#### REQUIRED TASK
Find the string "موقع" in the data, then copy every line where it is found.

+++

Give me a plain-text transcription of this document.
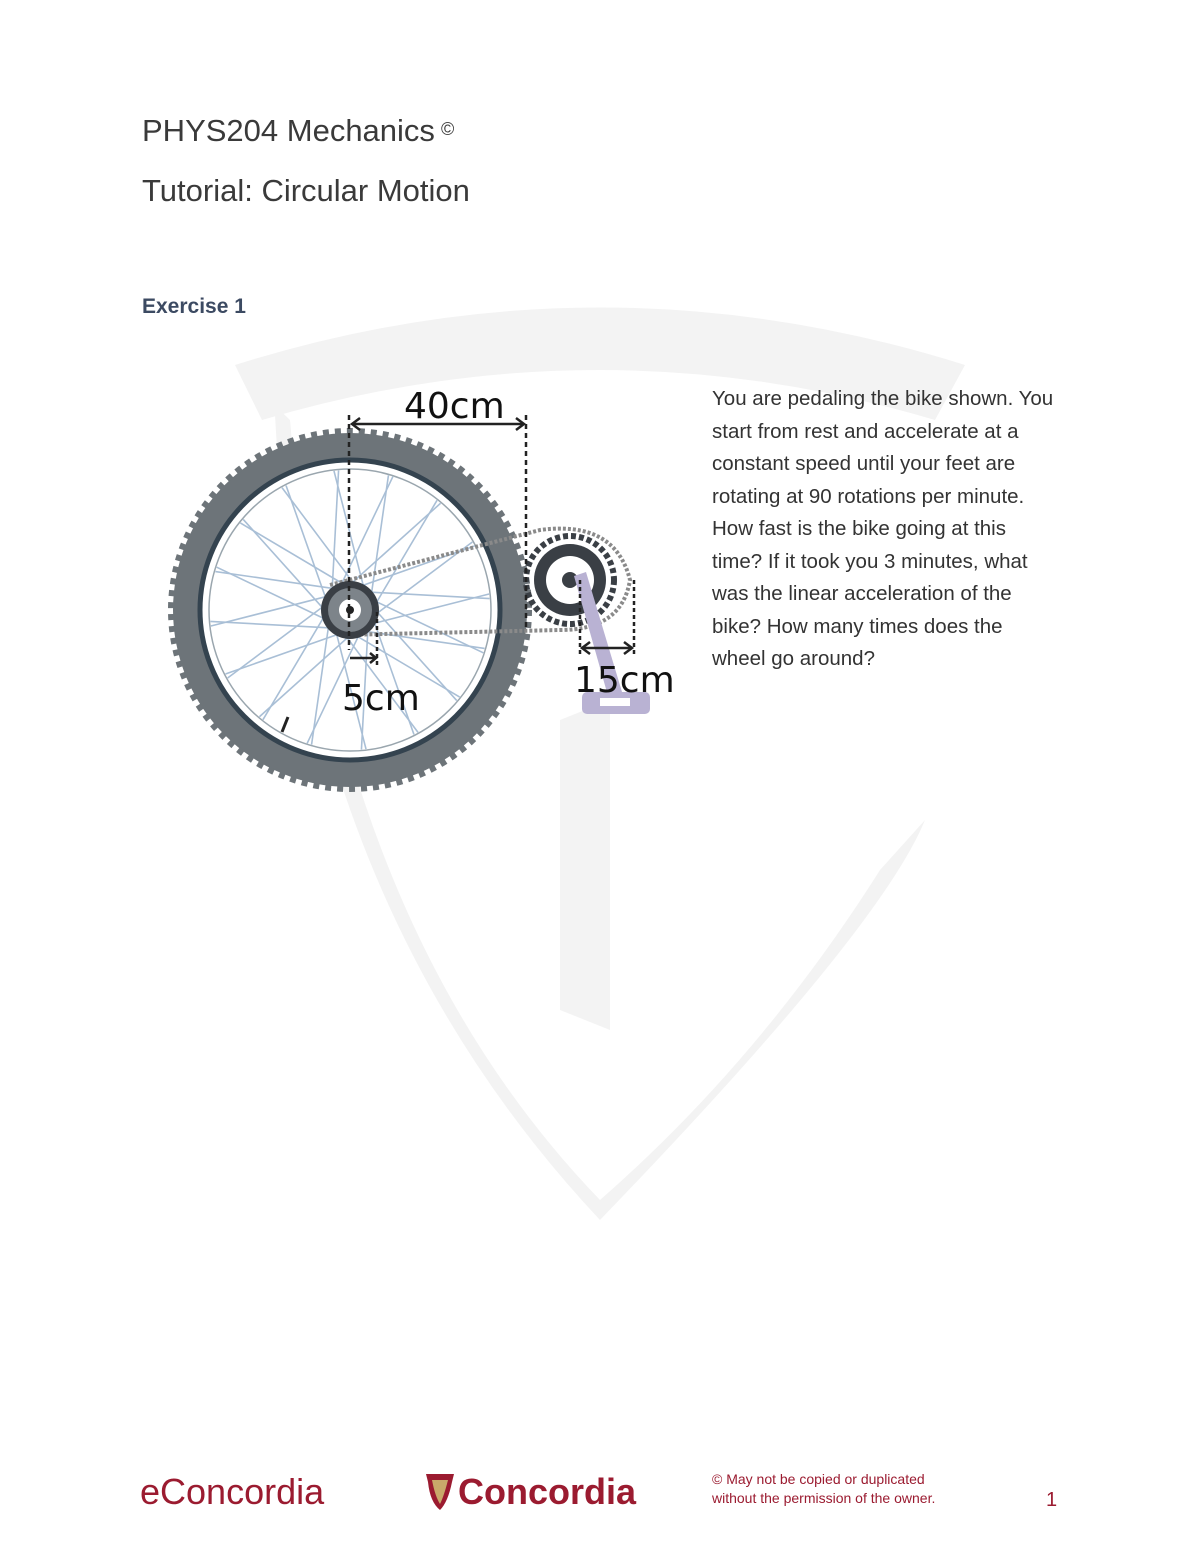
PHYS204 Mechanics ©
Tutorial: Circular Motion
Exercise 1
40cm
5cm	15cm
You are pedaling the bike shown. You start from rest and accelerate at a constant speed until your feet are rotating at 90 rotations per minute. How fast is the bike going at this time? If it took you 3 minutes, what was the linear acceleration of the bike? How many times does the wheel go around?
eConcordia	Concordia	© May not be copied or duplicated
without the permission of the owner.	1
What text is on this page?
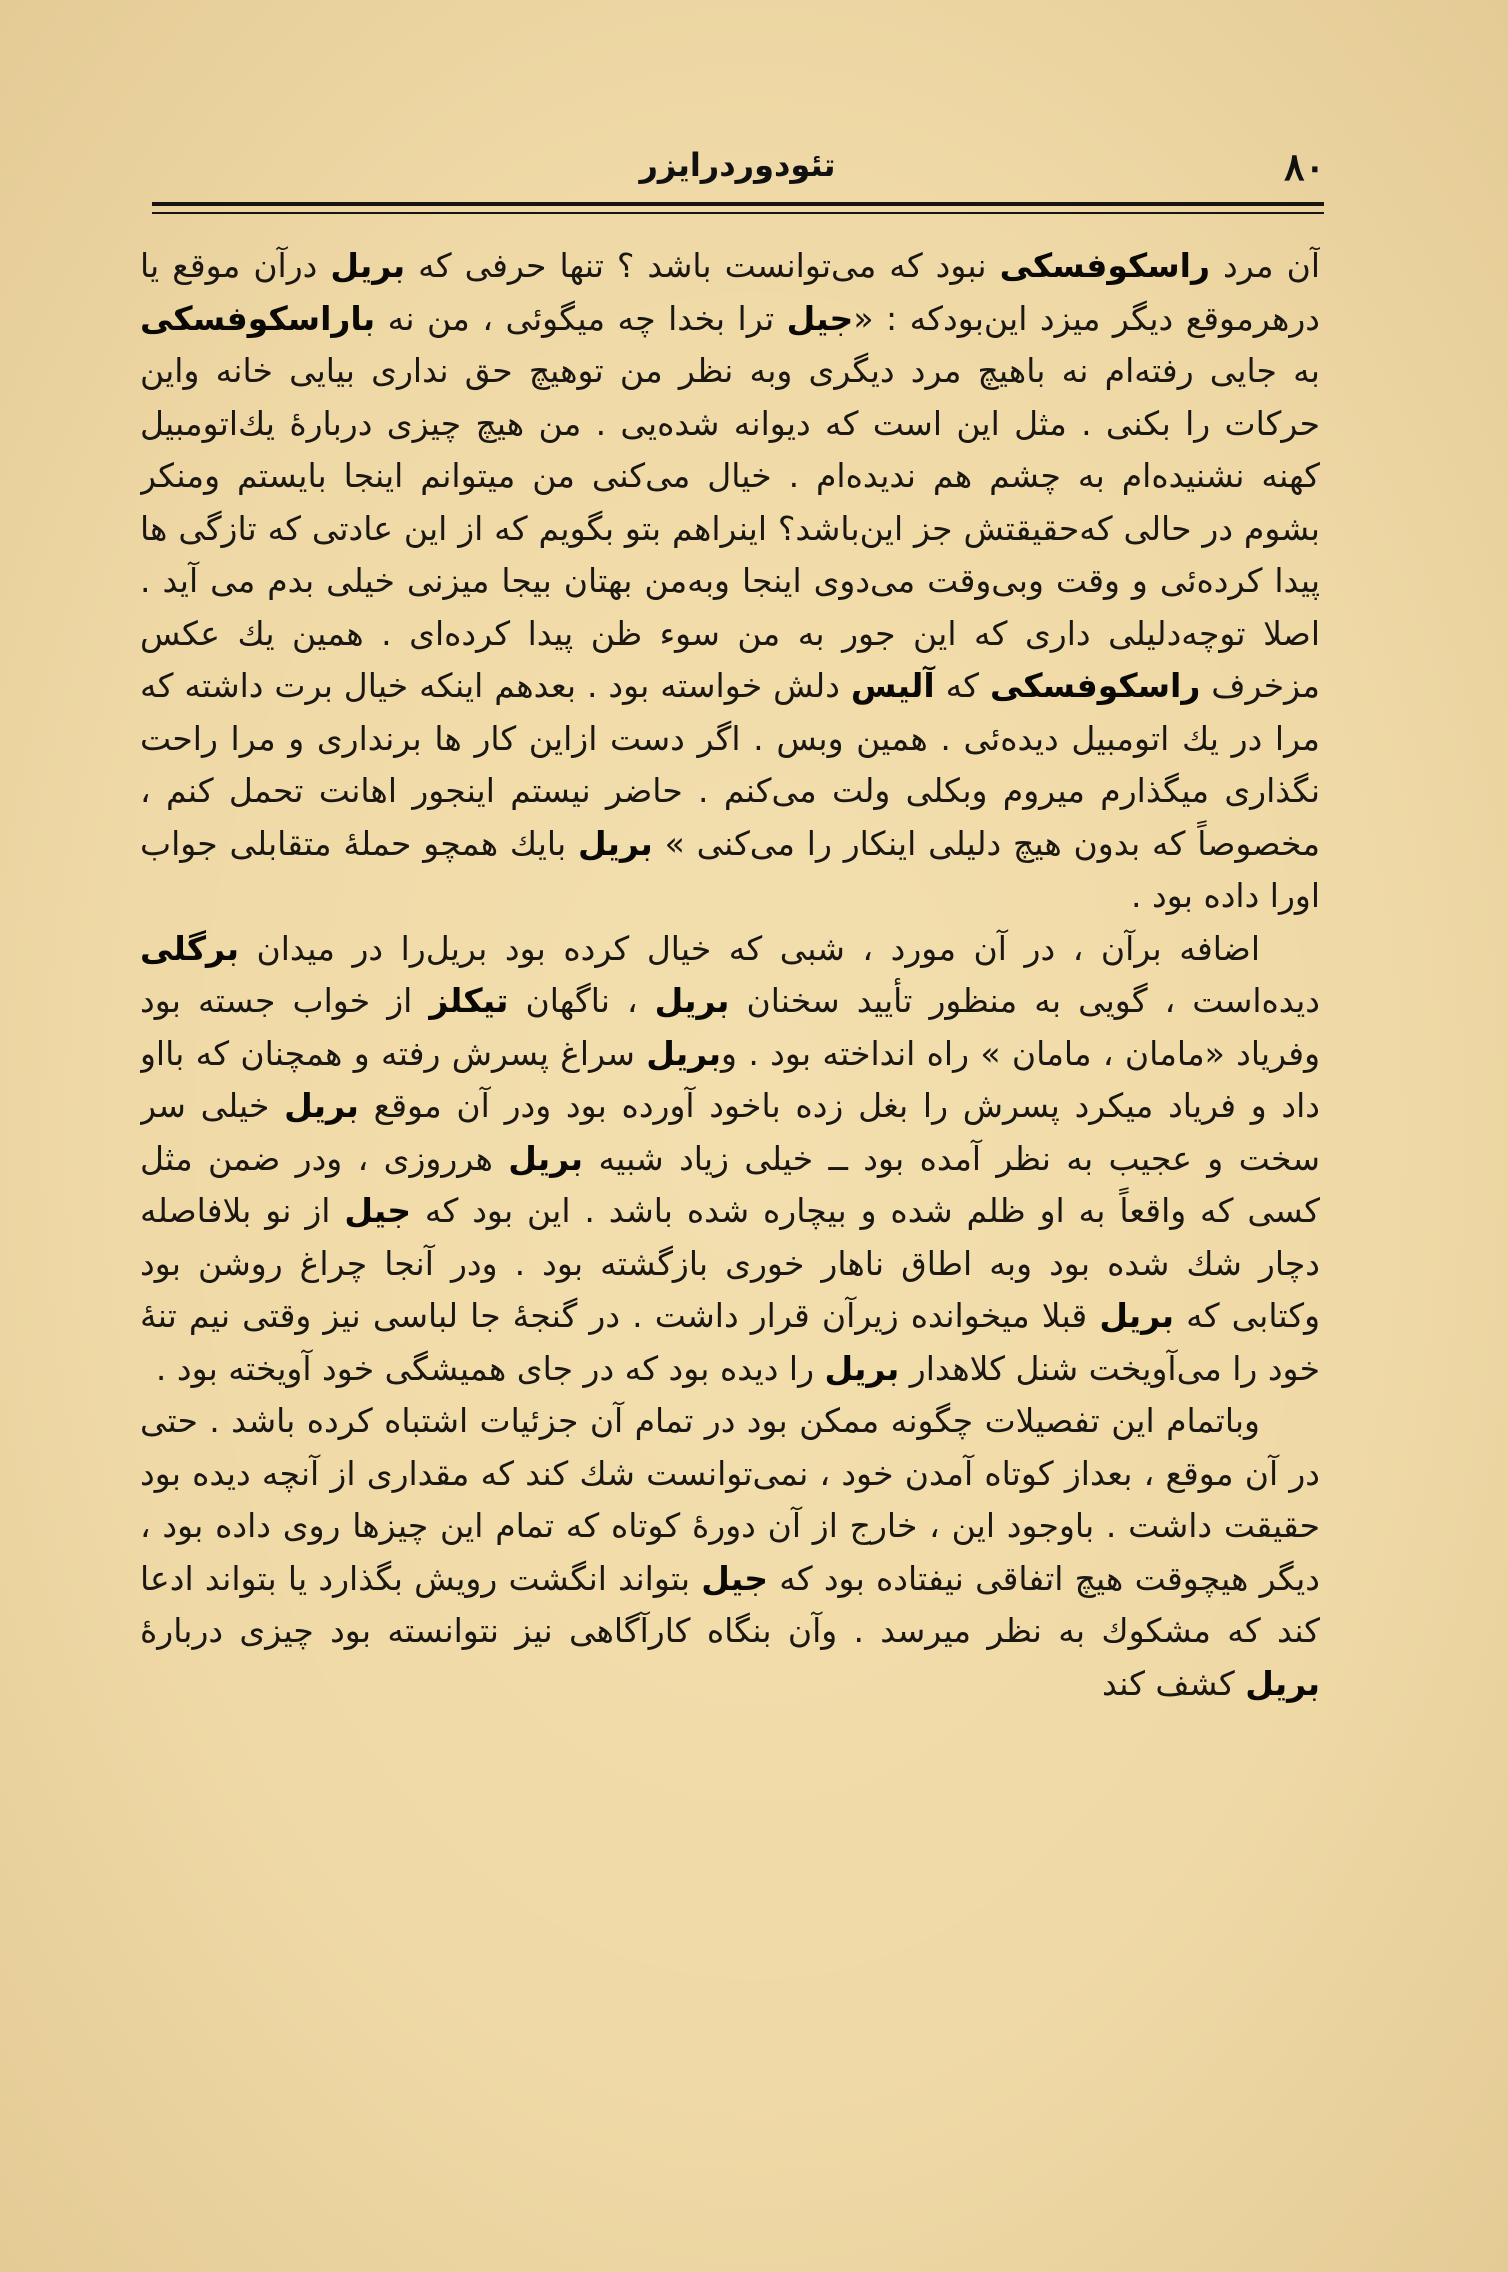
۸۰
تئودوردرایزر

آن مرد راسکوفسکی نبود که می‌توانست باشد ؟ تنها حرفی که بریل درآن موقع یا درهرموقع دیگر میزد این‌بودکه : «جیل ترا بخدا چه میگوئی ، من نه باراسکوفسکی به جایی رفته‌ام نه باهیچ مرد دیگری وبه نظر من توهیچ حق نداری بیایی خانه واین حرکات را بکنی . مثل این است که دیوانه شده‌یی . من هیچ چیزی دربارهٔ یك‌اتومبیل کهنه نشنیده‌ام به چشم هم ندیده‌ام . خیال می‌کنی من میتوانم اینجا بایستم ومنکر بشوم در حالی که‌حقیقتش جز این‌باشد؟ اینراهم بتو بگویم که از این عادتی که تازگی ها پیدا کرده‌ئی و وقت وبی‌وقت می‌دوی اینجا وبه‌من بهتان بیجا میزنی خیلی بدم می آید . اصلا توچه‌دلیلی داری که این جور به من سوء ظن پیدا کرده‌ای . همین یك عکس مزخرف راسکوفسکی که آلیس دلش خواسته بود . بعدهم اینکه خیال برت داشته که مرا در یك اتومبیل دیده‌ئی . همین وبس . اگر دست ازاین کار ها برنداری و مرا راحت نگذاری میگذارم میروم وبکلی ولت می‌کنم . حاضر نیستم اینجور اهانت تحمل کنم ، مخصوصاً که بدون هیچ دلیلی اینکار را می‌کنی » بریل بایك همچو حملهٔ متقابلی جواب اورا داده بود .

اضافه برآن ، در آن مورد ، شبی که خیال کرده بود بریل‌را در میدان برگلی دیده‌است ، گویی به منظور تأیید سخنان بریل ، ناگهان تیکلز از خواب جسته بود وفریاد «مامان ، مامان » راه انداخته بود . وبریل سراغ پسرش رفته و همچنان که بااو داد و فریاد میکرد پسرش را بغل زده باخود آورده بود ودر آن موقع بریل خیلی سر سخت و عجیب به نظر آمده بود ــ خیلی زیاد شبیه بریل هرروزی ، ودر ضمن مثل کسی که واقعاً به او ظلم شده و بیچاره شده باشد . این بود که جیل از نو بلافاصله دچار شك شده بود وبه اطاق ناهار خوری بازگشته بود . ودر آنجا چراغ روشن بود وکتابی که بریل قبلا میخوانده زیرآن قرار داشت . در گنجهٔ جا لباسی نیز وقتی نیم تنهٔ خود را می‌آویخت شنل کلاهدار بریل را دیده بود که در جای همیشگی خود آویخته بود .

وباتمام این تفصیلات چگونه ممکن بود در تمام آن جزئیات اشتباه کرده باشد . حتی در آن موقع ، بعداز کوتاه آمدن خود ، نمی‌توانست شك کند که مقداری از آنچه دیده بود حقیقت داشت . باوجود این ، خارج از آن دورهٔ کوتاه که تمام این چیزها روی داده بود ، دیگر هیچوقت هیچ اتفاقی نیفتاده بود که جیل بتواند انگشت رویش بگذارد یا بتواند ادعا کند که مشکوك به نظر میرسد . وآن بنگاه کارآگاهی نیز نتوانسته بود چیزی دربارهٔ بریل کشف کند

+++

#### RESULT
آن مرد راسکوفسکی نبود که می‌توانست باشد ؟ تنها حرفی که بریل درآن موقع یا درهرموقع دیگر میزد این‌بودکه : «جیل ترا بخدا چه میگوئی ، من نه باراسکوفسکی به جایی رفته‌ام نه باهیچ مرد دیگری وبه نظر من توهیچ حق نداری بیایی خانه واین حرکات را بکنی . مثل این است که دیوانه شده‌یی . من هیچ چیزی دربارهٔ یك‌اتومبیل کهنه نشنیده‌ام به چشم هم ندیده‌ام . خیال می‌کنی من میتوانم اینجا بایستم ومنکر بشوم در حالی که‌حقیقتش جز این‌باشد؟ اینراهم بتو بگویم که از این عادتی که تازگی ها پیدا کرده‌ئی و وقت وبی‌وقت می‌دوی اینجا وبه‌من بهتان بیجا میزنی خیلی بدم می آید . اصلا توچه‌دلیلی داری که این جور به من سوء ظن پیدا کرده‌ای . همین یك عکس مزخرف راسکوفسکی که آلیس دلش خواسته بود . بعدهم اینکه خیال برت داشته که مرا در یك اتومبیل دیده‌ئی . همین وبس . اگر دست ازاین کار ها برنداری و مرا راحت نگذاری میگذارم میروم وبکلی ولت می‌کنم . حاضر نیستم اینجور اهانت تحمل کنم ، مخصوصاً که بدون هیچ دلیلی اینکار را می‌کنی » بریل بایك همچو حملهٔ متقابلی جواب اورا داده بود .
اضافه برآن ، در آن مورد ، شبی که خیال کرده بود بریل‌را در میدان برگلی دیده‌است ، گویی به منظور تأیید سخنان بریل ، ناگهان تیکلز از خواب جسته بود وفریاد «مامان ، مامان » راه انداخته بود . وبریل سراغ پسرش رفته و همچنان که بااو داد و فریاد میکرد پسرش را بغل زده باخود آورده بود ودر آن موقع بریل خیلی سر سخت و عجیب به نظر آمده بود ــ خیلی زیاد شبیه بریل هرروزی ، ودر ضمن مثل کسی که واقعاً به او ظلم شده و بیچاره شده باشد . این بود که جیل از نو بلافاصله دچار شك شده بود وبه اطاق ناهار خوری بازگشته بود . ودر آنجا چراغ روشن بود وکتابی که بریل قبلا میخوانده زیرآن قرار داشت . در گنجهٔ جا لباسی نیز وقتی نیم تنهٔ خود را می‌آویخت شنل کلاهدار بریل را دیده بود که در جای همیشگی خود آویخته بود .
وباتمام این تفصیلات چگونه ممکن بود در تمام آن جزئیات اشتباه کرده باشد . حتی در آن موقع ، بعداز کوتاه آمدن خود ، نمی‌توانست شك کند که مقداری از آنچه دیده بود حقیقت داشت . باوجود این ، خارج از آن دورهٔ کوتاه که تمام این چیزها روی داده بود ، دیگر هیچوقت هیچ اتفاقی نیفتاده بود که جیل بتواند انگشت رویش بگذارد یا بتواند ادعا کند که مشکوك به نظر میرسد . وآن بنگاه کارآگاهی نیز نتوانسته بود چیزی دربارهٔ بریل کشف کند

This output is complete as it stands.